#### Objective
Quote the material word for word, from its first line through the line containing "- submission-statement: Dissertation", including both.

#### Task inputs

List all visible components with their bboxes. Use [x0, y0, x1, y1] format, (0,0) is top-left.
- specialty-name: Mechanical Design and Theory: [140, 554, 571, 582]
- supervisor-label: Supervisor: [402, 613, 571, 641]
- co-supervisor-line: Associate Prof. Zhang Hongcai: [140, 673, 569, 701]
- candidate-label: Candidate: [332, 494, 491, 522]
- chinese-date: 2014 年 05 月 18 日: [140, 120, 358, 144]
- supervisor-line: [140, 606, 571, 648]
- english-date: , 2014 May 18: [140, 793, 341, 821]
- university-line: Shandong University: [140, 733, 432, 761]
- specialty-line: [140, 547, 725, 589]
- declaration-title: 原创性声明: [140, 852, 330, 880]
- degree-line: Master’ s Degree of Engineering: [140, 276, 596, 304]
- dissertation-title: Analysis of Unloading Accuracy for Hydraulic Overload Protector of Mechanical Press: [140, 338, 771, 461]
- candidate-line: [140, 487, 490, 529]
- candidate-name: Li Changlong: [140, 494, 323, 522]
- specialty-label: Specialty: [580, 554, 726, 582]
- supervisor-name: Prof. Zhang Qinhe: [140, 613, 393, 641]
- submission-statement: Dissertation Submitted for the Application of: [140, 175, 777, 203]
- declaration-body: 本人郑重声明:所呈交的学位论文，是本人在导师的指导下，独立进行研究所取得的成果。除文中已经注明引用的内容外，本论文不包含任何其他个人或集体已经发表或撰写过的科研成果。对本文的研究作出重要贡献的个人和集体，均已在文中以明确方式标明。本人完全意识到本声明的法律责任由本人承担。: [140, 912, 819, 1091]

#### Correct response
List all visible components with their bboxes. Use [x0, y0, x1, y1] format, (0,0) is top-left.
- specialty-name: Mechanical Design and Theory: [140, 554, 571, 582]
- supervisor-label: Supervisor: [402, 613, 571, 641]
- co-supervisor-line: Associate Prof. Zhang Hongcai: [140, 673, 569, 701]
- candidate-label: Candidate: [332, 494, 491, 522]
- chinese-date: 2014 年 05 月 18 日: [140, 120, 358, 144]
- supervisor-line: [140, 606, 571, 648]
- english-date: , 2014 May 18: [140, 793, 341, 821]
- university-line: Shandong University: [140, 733, 432, 761]
- specialty-line: [140, 547, 725, 589]
- declaration-title: 原创性声明: [140, 852, 330, 880]
- degree-line: Master’ s Degree of Engineering: [140, 276, 596, 304]
- dissertation-title: Analysis of Unloading Accuracy for Hydraulic Overload Protector of Mechanical Press: [140, 338, 771, 461]
- candidate-line: [140, 487, 490, 529]
- candidate-name: Li Changlong: [140, 494, 323, 522]
- specialty-label: Specialty: [580, 554, 726, 582]
- supervisor-name: Prof. Zhang Qinhe: [140, 613, 393, 641]
- submission-statement: Dissertation Submitted for the Application of: [140, 175, 777, 203]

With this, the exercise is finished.